> DIRECTION
Find every line with the word "subtitle". Copy those lines.

--- START OF DATA SECTION ---

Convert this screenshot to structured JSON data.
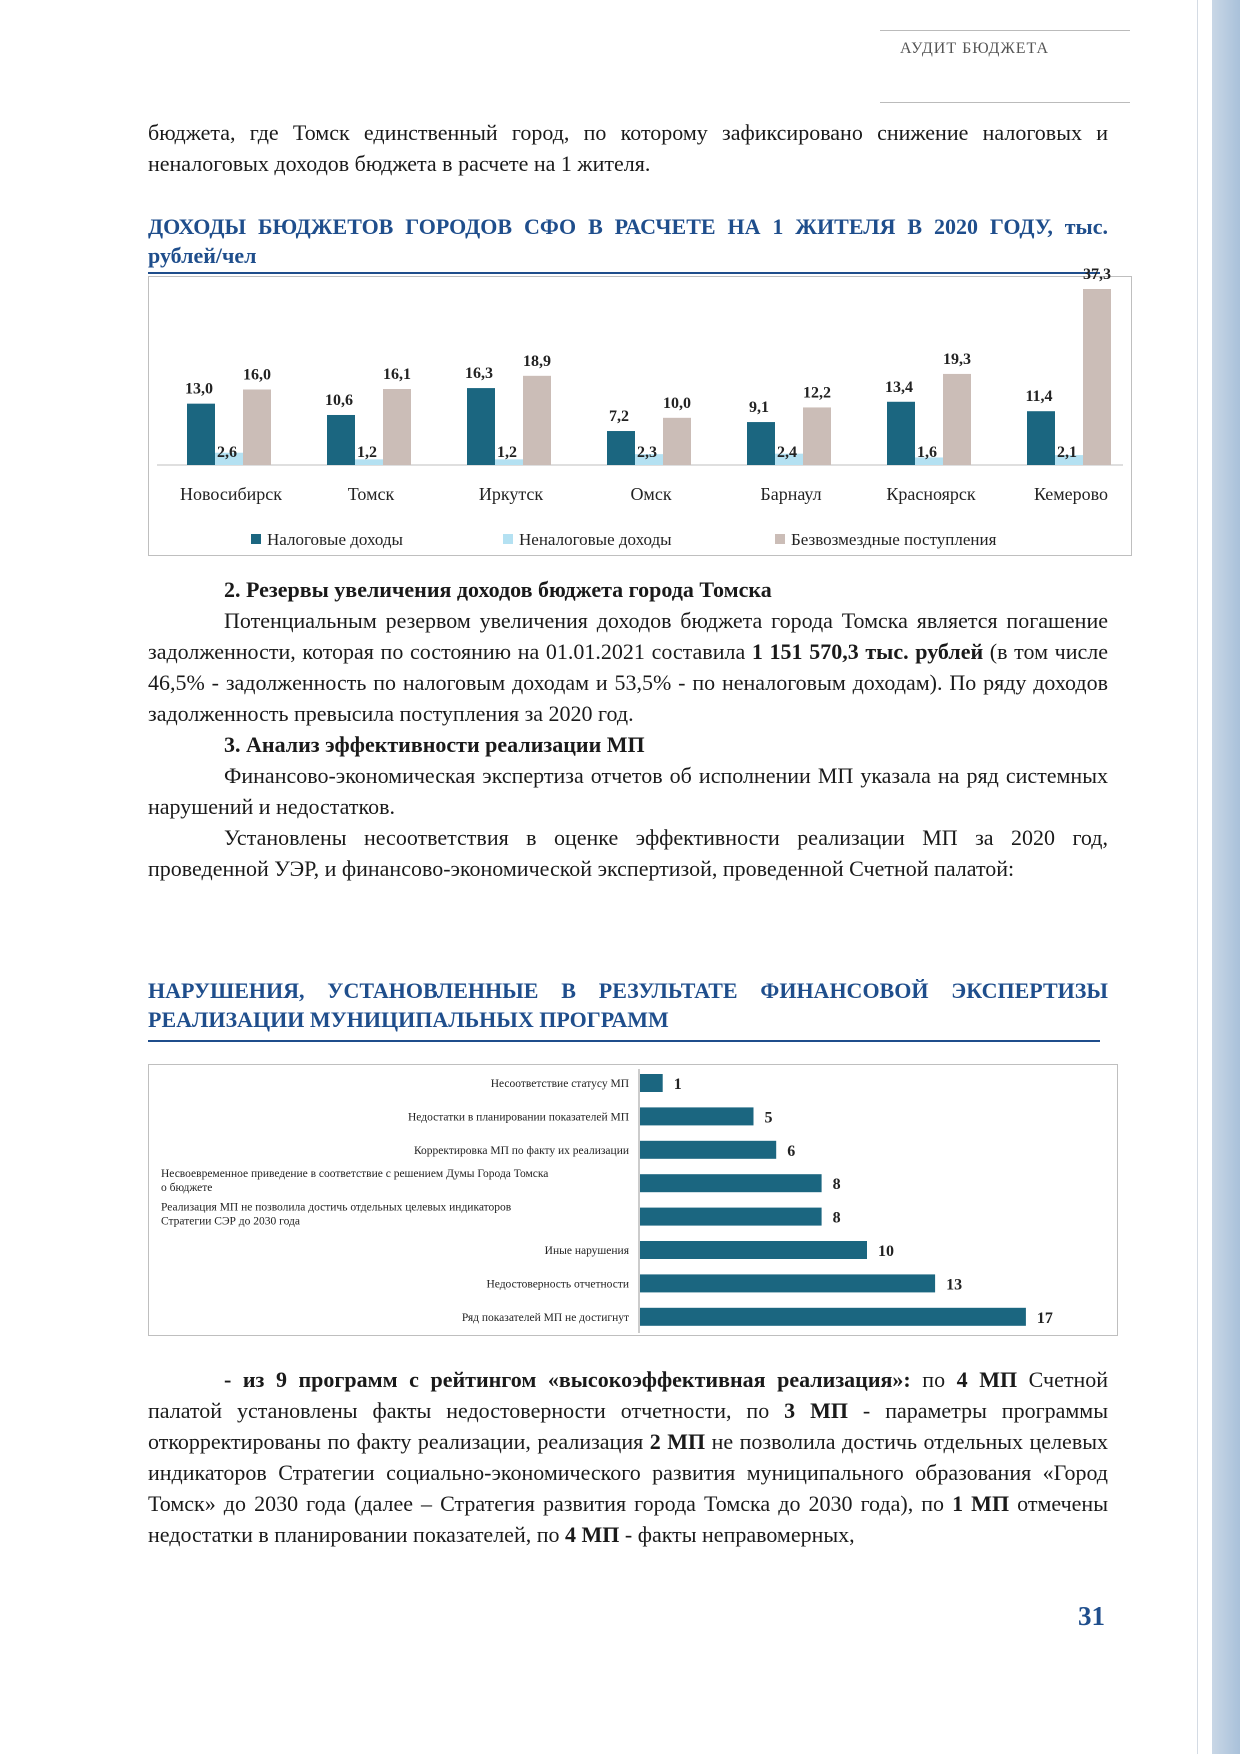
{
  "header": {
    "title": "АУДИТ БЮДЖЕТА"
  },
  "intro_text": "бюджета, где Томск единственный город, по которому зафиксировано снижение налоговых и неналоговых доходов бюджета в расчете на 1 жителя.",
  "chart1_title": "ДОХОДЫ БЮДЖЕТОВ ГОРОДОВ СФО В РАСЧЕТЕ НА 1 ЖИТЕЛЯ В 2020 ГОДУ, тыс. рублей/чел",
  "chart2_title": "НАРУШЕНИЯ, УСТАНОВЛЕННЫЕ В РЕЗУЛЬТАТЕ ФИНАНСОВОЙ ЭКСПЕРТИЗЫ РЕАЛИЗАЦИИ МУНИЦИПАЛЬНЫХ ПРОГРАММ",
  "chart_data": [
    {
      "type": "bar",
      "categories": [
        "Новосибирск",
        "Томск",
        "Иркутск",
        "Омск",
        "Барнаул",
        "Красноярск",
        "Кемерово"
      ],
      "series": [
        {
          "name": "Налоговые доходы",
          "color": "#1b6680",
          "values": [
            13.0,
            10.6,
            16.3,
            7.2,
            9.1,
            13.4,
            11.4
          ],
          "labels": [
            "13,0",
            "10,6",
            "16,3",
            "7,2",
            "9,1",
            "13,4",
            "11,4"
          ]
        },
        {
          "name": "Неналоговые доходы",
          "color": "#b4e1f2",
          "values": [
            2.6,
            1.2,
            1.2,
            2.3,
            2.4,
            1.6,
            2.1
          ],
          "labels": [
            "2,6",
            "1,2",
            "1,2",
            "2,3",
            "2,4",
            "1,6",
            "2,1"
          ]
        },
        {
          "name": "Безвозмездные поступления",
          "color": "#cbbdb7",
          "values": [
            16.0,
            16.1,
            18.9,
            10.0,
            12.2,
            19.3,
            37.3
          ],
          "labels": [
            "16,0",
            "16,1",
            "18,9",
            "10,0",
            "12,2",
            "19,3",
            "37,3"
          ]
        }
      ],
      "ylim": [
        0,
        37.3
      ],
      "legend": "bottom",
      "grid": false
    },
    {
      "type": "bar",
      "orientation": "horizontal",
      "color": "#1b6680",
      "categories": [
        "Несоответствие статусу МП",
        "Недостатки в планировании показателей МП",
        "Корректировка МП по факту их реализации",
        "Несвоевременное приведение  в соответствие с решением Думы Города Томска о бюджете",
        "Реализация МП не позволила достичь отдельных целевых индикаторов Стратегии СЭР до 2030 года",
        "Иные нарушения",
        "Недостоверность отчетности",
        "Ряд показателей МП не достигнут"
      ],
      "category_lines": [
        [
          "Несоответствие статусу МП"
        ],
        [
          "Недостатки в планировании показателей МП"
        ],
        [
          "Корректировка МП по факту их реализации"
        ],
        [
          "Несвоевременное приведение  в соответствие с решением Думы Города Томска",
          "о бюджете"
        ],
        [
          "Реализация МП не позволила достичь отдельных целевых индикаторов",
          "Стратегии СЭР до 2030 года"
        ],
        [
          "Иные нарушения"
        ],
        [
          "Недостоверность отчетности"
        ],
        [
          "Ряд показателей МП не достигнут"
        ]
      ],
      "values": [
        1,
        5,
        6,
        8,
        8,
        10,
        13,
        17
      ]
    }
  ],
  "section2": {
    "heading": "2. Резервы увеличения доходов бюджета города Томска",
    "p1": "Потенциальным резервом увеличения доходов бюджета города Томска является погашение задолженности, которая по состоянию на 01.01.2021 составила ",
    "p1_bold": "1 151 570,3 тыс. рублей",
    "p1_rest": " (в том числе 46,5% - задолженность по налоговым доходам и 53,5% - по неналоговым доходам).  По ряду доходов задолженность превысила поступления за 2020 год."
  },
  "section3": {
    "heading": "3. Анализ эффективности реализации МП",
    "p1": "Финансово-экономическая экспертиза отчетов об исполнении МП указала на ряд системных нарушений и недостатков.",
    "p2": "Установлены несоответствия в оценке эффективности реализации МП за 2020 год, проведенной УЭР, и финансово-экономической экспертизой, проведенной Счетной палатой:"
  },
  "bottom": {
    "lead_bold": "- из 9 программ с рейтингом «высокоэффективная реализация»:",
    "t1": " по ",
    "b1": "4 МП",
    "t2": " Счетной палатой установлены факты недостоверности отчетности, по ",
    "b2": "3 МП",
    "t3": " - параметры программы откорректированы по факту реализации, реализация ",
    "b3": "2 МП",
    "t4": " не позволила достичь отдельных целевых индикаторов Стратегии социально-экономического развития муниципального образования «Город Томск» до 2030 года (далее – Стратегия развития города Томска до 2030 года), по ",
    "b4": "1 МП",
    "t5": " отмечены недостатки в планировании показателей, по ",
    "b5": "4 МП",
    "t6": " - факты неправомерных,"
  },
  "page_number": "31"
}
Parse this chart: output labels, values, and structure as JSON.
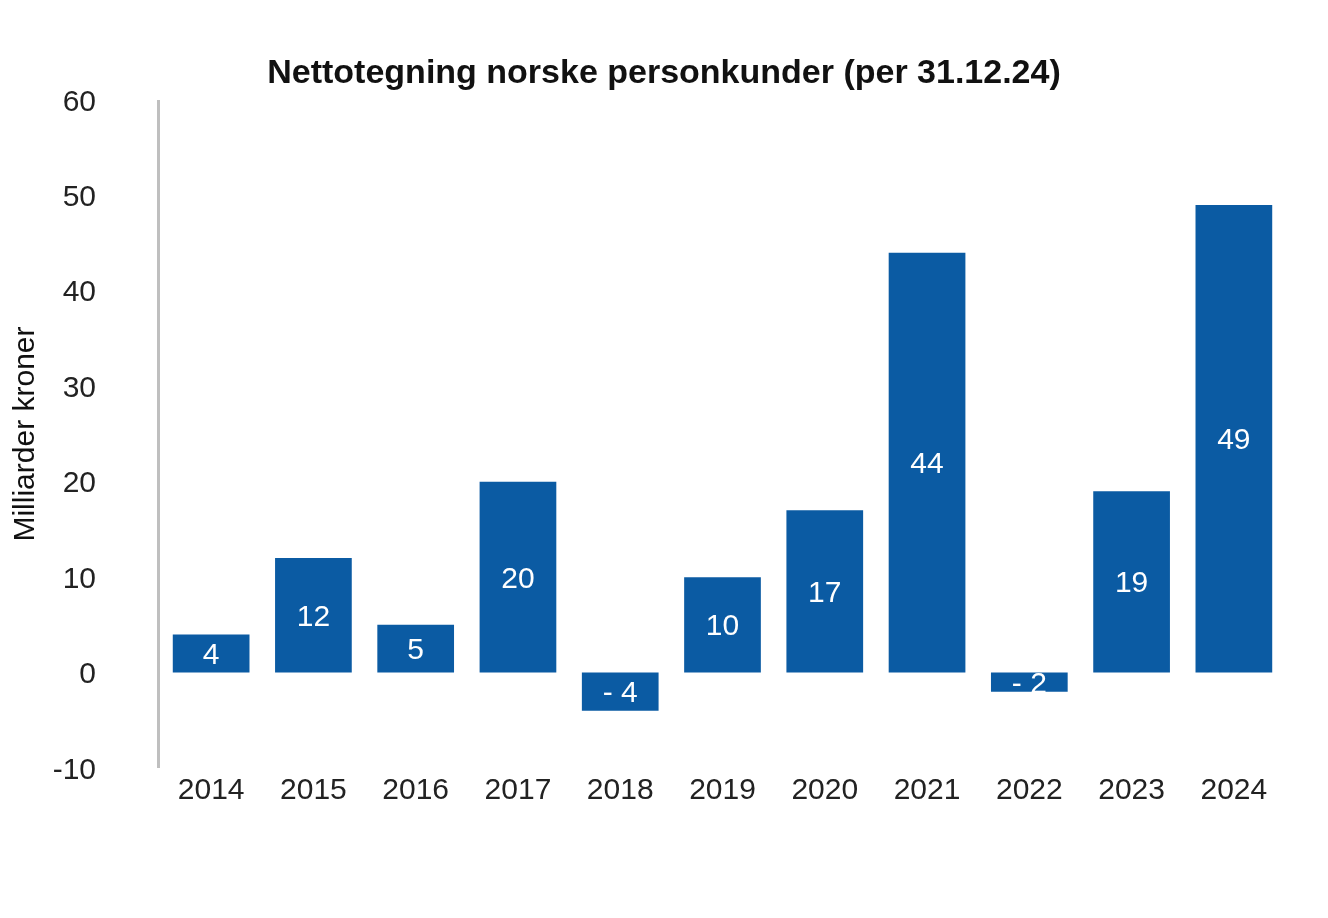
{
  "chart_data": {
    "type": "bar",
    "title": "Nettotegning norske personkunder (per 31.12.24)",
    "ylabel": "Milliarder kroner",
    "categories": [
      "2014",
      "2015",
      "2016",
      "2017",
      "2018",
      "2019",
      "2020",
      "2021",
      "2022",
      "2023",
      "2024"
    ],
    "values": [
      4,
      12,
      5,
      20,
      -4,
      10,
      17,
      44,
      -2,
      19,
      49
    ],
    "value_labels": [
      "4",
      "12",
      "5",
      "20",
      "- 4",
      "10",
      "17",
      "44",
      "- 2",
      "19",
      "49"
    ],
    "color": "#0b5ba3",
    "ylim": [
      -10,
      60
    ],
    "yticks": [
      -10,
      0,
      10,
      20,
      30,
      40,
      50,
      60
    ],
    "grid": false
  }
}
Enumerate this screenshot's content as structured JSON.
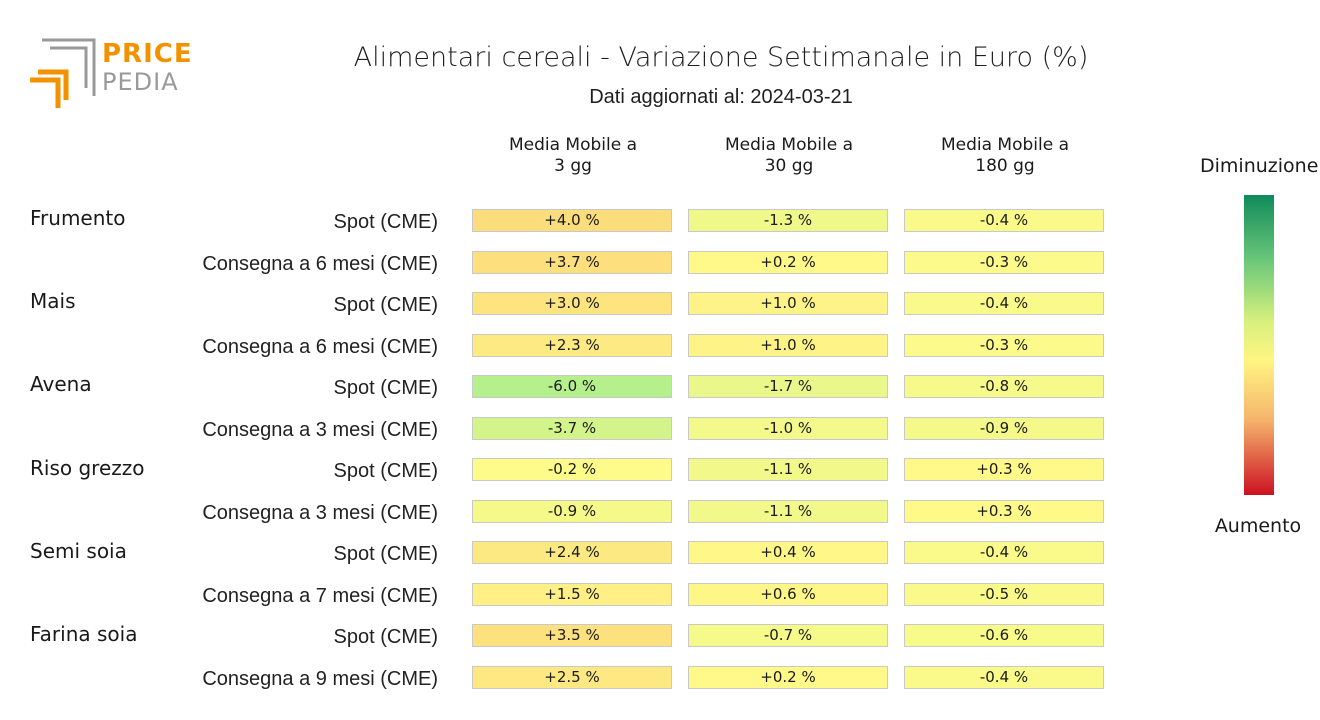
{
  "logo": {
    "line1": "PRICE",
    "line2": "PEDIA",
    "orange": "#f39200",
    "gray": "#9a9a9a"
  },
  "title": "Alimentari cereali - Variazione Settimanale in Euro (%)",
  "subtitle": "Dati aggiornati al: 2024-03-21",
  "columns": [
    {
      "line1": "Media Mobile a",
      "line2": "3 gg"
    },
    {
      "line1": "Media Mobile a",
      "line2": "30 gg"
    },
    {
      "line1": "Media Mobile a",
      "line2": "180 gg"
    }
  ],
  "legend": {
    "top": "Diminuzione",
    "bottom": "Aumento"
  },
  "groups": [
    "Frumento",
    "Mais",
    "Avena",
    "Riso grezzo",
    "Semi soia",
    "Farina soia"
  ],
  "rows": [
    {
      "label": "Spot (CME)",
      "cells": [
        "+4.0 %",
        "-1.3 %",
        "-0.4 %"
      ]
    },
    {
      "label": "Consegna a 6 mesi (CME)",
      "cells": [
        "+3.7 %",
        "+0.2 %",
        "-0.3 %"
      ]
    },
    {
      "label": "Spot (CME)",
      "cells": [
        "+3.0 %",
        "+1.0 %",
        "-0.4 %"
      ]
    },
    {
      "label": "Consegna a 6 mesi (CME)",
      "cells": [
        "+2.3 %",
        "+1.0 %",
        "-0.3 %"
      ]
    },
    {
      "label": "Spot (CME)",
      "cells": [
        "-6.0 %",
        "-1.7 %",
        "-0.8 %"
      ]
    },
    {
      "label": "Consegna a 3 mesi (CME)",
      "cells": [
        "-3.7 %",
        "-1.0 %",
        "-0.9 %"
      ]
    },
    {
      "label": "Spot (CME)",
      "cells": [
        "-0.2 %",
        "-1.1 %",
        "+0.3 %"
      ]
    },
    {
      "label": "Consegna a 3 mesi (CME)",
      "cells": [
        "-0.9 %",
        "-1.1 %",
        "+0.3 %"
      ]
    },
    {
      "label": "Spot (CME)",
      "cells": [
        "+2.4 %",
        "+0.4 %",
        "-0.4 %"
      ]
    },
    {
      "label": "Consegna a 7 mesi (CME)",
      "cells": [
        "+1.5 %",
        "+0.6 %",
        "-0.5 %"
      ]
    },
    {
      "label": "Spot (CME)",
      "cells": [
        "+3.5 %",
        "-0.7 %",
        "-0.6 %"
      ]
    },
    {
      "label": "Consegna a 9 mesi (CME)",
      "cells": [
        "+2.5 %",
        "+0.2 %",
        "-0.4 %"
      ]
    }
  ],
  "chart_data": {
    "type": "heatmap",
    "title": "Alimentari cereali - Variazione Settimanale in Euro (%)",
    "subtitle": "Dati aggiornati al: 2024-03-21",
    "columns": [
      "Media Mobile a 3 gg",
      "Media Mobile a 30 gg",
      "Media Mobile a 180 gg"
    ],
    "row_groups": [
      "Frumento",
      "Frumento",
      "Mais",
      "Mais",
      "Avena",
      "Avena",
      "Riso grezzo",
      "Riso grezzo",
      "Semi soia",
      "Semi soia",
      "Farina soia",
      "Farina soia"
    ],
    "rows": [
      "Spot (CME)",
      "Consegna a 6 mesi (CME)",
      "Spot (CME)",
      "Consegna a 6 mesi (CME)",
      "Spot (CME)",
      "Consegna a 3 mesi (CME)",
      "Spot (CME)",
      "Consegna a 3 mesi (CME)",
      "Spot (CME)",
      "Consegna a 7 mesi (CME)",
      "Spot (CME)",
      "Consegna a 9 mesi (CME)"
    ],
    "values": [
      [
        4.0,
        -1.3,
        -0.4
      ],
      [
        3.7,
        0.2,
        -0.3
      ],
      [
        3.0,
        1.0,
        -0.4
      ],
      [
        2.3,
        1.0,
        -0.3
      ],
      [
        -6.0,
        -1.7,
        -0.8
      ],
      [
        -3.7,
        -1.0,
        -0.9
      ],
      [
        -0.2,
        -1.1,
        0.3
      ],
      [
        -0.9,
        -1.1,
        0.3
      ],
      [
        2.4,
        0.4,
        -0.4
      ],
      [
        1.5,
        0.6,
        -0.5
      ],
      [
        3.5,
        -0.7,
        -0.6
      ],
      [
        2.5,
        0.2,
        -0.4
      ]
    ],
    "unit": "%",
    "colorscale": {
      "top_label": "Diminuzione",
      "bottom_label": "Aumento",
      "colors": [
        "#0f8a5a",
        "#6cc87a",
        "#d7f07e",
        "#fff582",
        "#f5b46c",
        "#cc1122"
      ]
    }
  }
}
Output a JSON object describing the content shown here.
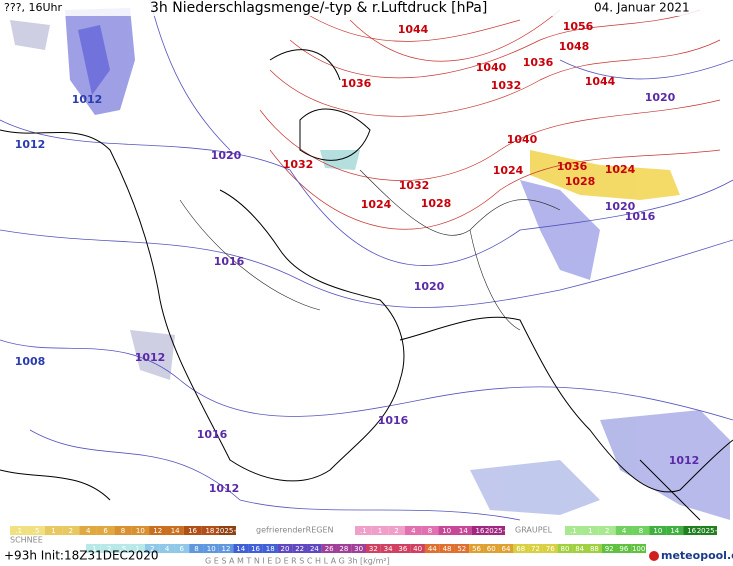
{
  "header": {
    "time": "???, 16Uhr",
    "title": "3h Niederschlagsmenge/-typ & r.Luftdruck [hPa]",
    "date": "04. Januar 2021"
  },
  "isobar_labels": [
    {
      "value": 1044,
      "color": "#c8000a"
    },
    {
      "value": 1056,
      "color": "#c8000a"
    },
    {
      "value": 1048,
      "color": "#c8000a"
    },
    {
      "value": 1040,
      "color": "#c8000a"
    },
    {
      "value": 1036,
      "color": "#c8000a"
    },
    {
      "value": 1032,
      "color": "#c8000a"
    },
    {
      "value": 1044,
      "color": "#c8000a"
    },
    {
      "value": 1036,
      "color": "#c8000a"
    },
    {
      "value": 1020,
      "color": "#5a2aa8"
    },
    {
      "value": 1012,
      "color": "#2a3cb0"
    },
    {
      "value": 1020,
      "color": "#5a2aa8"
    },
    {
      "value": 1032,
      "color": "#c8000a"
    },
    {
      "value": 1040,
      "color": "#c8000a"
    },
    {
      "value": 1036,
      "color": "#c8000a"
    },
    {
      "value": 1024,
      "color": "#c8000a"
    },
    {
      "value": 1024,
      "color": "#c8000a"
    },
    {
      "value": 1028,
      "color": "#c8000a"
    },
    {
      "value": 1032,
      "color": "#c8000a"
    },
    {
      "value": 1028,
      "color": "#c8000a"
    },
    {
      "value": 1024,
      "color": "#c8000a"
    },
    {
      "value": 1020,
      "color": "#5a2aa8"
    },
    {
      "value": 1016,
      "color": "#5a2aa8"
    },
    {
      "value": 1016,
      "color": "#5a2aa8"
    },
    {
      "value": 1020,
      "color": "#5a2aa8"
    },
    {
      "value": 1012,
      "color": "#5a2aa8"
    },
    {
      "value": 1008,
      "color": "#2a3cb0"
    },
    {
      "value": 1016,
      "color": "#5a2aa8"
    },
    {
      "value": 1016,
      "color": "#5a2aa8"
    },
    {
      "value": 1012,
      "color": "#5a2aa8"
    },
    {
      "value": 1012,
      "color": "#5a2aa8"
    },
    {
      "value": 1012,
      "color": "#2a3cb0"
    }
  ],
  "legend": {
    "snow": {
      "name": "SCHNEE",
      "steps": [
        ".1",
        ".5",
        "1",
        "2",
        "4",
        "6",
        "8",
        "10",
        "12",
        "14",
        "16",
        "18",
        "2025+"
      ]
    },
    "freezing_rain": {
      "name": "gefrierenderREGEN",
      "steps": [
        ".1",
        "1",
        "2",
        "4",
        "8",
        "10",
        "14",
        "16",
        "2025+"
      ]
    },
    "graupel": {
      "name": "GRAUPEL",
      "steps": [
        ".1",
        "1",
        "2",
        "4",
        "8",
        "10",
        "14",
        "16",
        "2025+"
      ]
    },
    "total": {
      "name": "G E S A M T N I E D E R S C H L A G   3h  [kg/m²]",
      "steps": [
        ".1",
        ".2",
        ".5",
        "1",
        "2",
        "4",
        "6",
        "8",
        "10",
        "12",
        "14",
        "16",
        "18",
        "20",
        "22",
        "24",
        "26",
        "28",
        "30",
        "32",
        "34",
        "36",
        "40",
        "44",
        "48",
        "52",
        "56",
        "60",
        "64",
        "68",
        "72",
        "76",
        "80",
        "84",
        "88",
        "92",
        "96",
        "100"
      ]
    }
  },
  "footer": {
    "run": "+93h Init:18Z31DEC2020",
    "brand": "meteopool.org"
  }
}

--- END OF DATA SECTION ---

> FINAL RESULT
  "subtitle": "Dati aggiornati al: 2024-03-21",
    "subtitle": "Dati aggiornati al: 2024-03-21",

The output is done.